WHAT THE TASK ASKS:
Report, word for word, every line of the material that contains "this".

SOURCE RECORDS:

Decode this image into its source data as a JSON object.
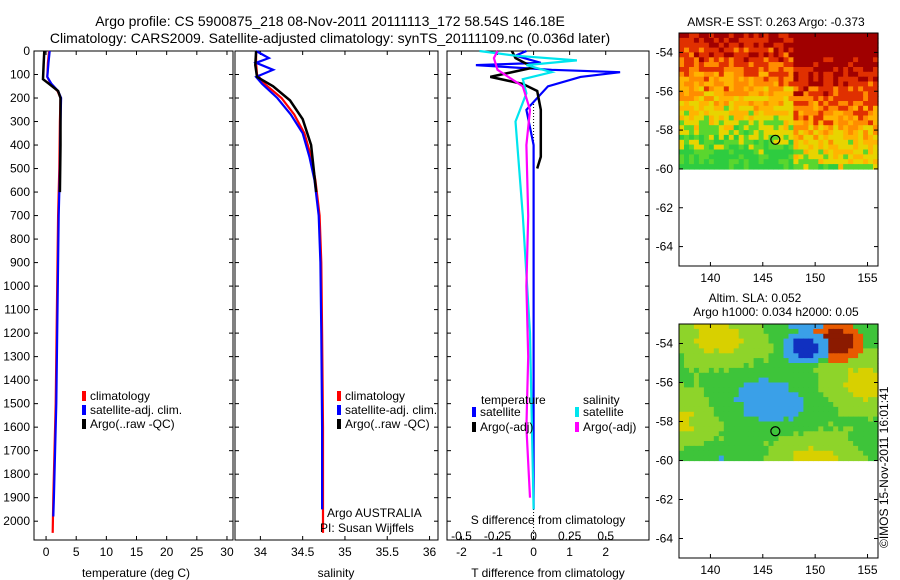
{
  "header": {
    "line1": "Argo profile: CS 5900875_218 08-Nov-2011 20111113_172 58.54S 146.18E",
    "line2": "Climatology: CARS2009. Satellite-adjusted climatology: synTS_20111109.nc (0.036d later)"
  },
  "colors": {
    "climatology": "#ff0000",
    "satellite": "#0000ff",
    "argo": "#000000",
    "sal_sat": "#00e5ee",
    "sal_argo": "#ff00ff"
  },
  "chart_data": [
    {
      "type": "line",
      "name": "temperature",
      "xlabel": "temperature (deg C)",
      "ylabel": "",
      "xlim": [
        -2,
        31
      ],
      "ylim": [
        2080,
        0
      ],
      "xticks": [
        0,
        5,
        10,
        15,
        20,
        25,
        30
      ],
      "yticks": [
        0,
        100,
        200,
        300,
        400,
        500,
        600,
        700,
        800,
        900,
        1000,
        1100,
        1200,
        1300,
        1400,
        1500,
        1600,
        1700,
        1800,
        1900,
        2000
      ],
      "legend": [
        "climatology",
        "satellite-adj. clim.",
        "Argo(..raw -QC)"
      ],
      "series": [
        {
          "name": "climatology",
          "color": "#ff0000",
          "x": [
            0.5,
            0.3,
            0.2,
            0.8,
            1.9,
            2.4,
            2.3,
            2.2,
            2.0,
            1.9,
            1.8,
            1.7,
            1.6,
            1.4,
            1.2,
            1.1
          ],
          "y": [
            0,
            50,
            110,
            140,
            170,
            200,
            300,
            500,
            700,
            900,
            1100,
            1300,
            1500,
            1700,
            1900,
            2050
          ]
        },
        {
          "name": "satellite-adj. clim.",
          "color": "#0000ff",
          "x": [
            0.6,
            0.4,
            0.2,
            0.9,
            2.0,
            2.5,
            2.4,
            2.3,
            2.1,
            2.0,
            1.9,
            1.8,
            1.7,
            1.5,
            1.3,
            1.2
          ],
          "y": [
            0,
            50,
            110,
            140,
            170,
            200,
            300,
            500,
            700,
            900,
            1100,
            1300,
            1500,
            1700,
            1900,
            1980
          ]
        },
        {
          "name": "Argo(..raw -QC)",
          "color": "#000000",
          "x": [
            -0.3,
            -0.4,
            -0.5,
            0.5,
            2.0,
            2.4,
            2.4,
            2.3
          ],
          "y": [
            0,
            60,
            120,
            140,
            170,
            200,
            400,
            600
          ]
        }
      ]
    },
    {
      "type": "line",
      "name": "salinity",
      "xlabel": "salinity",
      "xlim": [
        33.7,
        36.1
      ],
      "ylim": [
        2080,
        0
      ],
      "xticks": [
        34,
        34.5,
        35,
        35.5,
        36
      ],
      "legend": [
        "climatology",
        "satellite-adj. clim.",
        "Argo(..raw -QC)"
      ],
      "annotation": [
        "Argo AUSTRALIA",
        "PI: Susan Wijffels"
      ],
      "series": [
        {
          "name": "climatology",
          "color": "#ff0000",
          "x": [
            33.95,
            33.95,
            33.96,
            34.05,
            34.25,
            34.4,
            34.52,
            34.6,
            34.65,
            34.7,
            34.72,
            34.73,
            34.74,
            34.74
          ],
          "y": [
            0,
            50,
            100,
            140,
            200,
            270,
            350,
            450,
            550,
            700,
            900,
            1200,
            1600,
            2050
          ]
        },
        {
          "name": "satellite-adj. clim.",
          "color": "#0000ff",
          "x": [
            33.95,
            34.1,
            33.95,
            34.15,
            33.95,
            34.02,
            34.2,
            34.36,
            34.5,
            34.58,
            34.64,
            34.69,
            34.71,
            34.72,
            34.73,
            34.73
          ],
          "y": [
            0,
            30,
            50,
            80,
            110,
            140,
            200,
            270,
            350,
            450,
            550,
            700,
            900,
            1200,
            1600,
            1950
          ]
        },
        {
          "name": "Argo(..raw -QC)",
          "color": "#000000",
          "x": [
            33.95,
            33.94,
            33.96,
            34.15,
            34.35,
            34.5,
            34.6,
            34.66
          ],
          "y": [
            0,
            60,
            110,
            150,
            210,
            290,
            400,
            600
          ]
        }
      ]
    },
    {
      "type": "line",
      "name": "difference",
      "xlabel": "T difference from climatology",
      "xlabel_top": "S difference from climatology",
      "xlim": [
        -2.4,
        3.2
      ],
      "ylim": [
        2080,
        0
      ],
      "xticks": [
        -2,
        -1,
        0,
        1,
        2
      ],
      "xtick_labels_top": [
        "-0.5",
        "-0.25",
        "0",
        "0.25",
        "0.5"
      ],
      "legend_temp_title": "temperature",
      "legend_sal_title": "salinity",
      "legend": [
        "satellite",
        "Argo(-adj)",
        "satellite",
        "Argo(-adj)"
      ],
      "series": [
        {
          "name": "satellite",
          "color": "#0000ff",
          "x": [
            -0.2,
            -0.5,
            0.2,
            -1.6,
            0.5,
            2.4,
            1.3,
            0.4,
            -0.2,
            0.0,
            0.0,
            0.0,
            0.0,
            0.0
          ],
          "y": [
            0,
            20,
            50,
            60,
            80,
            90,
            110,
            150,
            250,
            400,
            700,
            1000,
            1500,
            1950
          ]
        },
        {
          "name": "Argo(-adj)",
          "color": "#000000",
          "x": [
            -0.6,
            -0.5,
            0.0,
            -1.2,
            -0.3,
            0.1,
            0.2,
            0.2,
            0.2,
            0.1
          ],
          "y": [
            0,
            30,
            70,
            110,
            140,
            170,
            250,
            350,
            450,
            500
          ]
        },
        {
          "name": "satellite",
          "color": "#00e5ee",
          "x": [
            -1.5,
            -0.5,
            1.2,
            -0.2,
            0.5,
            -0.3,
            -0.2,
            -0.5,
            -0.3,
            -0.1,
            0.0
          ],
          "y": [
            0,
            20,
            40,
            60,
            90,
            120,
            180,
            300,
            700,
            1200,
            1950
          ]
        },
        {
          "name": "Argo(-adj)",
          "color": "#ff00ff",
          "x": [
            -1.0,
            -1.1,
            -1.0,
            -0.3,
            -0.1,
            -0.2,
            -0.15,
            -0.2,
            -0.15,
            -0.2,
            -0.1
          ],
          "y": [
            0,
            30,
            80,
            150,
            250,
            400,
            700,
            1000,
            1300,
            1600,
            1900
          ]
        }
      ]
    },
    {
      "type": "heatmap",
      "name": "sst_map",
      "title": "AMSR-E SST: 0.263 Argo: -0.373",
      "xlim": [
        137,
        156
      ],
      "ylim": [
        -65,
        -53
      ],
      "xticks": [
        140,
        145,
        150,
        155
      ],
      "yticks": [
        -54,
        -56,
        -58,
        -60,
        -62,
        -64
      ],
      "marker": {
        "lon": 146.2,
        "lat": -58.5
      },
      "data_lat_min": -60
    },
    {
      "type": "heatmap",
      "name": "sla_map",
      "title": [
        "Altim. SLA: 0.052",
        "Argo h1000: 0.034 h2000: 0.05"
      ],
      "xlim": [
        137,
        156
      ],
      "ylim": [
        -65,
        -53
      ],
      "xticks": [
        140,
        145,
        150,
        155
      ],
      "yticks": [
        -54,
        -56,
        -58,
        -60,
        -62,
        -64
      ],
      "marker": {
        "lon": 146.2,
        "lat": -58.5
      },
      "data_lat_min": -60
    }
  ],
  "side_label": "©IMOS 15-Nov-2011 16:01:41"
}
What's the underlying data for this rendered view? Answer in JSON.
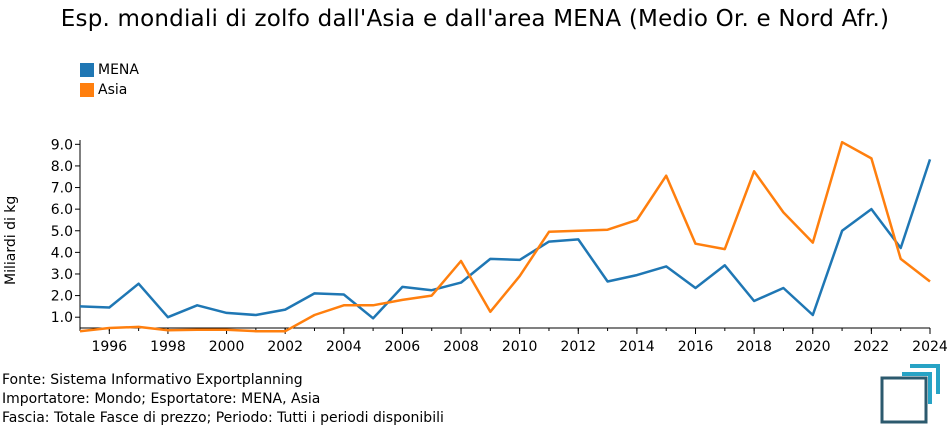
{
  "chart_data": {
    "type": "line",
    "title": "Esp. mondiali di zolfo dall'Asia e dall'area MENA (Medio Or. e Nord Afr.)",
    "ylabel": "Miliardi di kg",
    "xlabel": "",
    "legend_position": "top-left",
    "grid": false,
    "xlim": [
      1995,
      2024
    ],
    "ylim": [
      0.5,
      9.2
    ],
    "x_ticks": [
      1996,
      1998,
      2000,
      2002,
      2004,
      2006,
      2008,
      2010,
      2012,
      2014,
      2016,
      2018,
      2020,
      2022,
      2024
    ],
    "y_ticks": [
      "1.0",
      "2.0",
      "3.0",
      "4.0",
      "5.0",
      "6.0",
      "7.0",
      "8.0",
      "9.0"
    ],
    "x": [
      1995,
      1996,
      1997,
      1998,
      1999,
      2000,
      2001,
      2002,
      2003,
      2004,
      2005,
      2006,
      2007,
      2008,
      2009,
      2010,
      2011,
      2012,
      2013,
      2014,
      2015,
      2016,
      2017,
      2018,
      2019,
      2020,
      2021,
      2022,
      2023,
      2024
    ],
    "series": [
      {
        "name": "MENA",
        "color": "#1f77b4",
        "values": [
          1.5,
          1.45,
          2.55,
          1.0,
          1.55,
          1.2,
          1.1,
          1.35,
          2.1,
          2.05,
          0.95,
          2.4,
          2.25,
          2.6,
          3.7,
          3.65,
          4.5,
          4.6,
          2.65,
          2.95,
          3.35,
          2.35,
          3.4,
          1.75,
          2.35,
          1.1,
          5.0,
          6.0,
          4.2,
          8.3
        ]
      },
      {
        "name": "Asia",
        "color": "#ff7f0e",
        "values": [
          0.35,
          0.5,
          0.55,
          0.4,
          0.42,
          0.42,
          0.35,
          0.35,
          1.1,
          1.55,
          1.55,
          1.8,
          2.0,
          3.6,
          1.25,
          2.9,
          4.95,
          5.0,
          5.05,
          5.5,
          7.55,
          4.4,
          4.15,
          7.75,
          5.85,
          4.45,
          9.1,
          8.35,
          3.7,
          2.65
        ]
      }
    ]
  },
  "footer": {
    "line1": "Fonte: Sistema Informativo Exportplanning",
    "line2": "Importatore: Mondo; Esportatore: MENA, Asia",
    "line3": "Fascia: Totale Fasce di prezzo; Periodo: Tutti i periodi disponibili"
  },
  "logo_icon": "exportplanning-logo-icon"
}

ANSWER TO THE TASK:
Decode this image into its source data as a JSON object.
What's the underlying data for this rendered view? Answer in JSON.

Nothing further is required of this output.